■ What you should do ■
Go through the listing below and list every line with "name".
= = = = =
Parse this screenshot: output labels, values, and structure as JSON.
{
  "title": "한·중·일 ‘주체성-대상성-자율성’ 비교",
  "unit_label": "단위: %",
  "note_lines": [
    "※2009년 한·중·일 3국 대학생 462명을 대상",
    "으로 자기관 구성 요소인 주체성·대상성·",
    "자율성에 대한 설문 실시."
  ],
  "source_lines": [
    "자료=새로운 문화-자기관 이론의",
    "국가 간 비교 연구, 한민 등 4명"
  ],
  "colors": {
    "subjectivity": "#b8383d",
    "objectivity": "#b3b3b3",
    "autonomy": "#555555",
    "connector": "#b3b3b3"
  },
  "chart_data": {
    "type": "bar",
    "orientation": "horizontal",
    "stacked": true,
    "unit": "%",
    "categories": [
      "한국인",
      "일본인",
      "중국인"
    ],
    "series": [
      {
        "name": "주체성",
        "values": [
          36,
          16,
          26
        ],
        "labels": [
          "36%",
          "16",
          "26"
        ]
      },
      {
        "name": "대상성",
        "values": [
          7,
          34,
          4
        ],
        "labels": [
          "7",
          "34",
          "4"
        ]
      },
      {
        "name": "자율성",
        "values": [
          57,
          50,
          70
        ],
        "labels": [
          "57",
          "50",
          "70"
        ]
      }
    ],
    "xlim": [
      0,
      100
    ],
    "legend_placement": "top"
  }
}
= = = = =
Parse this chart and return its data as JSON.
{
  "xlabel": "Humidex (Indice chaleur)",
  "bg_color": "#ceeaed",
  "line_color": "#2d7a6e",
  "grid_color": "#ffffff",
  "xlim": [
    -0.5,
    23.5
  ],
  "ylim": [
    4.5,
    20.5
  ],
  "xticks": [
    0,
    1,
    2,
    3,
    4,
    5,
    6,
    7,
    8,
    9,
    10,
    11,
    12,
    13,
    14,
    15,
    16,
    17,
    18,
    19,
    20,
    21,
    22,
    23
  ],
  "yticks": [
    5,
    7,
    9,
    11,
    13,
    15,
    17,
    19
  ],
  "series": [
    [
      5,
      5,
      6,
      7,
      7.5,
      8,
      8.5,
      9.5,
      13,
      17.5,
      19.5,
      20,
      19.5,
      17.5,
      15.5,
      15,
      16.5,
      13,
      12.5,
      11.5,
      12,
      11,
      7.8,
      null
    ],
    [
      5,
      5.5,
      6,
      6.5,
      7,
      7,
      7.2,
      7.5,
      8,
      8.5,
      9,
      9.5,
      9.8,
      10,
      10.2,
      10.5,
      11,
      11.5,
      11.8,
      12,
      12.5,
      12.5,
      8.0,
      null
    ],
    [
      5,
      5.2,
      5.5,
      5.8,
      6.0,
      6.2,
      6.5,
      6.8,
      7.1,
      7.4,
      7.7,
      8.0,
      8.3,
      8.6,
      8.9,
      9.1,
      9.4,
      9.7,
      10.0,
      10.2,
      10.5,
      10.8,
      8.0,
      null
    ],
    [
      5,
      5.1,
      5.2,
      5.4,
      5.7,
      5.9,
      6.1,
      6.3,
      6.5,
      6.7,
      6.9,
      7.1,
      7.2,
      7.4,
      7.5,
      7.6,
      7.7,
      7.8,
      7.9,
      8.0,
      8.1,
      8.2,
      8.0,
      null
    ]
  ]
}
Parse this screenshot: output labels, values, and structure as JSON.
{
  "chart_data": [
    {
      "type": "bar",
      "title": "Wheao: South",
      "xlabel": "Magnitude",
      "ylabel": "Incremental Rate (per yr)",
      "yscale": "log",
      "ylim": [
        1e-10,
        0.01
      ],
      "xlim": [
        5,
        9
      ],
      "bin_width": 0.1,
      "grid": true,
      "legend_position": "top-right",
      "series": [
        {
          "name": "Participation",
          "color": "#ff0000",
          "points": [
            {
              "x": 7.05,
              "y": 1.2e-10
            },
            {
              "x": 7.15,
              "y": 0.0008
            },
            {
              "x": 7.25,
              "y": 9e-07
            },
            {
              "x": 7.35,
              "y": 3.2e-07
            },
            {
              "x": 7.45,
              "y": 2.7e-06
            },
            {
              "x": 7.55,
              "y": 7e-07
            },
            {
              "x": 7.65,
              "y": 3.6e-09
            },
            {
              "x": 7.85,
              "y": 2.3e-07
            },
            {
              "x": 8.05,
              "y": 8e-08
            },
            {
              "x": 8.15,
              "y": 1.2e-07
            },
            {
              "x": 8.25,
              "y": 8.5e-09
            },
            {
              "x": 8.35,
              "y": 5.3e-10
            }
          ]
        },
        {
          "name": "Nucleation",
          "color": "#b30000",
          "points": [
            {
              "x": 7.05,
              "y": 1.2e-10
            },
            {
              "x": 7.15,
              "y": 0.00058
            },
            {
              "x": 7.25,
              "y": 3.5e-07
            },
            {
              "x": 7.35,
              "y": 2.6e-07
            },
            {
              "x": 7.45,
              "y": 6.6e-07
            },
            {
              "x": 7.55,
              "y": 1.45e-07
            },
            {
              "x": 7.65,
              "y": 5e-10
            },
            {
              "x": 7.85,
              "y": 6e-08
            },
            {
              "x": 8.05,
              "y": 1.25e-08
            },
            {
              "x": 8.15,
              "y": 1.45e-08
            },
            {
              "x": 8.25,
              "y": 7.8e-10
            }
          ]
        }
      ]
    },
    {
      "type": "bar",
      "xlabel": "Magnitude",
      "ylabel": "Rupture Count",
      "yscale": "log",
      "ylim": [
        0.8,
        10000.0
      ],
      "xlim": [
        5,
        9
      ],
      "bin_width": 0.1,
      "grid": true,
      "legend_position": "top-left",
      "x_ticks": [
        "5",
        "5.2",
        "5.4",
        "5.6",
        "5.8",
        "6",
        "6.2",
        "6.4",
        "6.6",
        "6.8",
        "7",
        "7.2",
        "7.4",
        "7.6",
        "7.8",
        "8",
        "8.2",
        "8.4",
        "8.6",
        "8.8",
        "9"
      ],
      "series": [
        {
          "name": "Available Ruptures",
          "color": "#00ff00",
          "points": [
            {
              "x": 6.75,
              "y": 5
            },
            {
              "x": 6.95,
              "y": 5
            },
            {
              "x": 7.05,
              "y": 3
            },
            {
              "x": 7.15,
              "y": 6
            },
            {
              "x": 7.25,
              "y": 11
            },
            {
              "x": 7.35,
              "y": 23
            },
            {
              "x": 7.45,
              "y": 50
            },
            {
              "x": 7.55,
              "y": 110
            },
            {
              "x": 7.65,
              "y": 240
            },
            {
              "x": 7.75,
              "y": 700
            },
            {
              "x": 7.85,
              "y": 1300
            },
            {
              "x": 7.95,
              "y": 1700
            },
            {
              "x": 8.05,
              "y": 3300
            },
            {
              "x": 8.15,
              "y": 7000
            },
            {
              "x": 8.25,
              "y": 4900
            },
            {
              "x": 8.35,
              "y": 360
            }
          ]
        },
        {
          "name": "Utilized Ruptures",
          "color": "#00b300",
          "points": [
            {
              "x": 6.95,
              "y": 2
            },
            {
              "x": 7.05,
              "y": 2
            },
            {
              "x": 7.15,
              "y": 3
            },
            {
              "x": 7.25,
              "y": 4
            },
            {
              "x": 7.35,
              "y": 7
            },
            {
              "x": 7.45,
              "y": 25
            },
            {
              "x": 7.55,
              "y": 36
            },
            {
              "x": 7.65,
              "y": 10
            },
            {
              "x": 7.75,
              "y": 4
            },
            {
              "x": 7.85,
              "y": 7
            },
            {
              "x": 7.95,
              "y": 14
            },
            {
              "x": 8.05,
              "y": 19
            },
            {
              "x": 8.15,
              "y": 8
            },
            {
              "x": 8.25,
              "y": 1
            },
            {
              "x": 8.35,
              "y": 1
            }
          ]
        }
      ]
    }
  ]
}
= = = = =
■ Reply ■
        "name": "주체성",
        "name": "대상성",
        "name": "자율성",
          "name": "Participation",
          "name": "Nucleation",
          "name": "Available Ruptures",
          "name": "Utilized Ruptures",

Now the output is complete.